TASK TO CARRY OUT:
Return only this: the line with "Extract all readable text from this page." and all the lines that follow it below, through the final one, exactly as they are.

........

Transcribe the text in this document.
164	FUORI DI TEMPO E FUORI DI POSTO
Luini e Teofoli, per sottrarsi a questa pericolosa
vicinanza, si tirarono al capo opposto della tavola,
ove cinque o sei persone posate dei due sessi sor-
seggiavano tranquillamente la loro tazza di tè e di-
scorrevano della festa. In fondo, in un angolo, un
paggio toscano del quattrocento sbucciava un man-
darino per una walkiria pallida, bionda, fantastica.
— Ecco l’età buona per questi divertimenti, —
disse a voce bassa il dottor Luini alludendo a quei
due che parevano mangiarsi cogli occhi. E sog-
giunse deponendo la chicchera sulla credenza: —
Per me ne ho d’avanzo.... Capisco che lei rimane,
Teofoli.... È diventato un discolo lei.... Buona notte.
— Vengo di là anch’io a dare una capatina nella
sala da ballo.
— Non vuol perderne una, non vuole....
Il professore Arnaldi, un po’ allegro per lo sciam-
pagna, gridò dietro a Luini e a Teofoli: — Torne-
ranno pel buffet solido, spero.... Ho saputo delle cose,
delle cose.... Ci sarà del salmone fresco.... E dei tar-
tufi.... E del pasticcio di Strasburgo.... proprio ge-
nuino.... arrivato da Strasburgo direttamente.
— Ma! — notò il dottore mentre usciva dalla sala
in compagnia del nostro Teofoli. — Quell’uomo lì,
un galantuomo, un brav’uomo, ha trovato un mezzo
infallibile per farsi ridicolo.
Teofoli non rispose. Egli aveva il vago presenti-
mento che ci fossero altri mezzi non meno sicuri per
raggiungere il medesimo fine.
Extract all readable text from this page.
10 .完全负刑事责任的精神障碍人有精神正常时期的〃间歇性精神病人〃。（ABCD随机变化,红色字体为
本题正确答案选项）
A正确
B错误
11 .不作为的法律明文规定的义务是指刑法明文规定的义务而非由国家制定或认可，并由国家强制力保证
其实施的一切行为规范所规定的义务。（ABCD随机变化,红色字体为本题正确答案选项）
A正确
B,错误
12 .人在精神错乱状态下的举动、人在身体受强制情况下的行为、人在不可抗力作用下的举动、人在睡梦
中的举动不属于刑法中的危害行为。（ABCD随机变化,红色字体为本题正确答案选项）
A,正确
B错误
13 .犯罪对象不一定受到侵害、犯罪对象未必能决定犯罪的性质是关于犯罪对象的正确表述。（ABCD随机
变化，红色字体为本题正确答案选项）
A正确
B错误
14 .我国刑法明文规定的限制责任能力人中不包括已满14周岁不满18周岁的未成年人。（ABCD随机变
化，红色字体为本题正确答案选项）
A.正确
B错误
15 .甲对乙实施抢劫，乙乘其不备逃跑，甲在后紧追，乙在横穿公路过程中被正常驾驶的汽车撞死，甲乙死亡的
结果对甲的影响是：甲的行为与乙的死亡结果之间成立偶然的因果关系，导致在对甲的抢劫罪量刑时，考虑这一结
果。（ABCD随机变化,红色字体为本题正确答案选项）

........

ANSWER TO THIS PROBLEM:
Extract all readable text from this page.
10 .完全负刑事责任的精神障碍人有精神正常时期的〃间歇性精神病人〃。（ABCD随机变化,红色字体为
本题正确答案选项）
A正确
B错误
11 .不作为的法律明文规定的义务是指刑法明文规定的义务而非由国家制定或认可，并由国家强制力保证
其实施的一切行为规范所规定的义务。（ABCD随机变化,红色字体为本题正确答案选项）
A正确
B,错误
12 .人在精神错乱状态下的举动、人在身体受强制情况下的行为、人在不可抗力作用下的举动、人在睡梦
中的举动不属于刑法中的危害行为。（ABCD随机变化,红色字体为本题正确答案选项）
A,正确
B错误
13 .犯罪对象不一定受到侵害、犯罪对象未必能决定犯罪的性质是关于犯罪对象的正确表述。（ABCD随机
变化，红色字体为本题正确答案选项）
A正确
B错误
14 .我国刑法明文规定的限制责任能力人中不包括已满14周岁不满18周岁的未成年人。（ABCD随机变
化，红色字体为本题正确答案选项）
A.正确
B错误
15 .甲对乙实施抢劫，乙乘其不备逃跑，甲在后紧追，乙在横穿公路过程中被正常驾驶的汽车撞死，甲乙死亡的
结果对甲的影响是：甲的行为与乙的死亡结果之间成立偶然的因果关系，导致在对甲的抢劫罪量刑时，考虑这一结
果。（ABCD随机变化,红色字体为本题正确答案选项）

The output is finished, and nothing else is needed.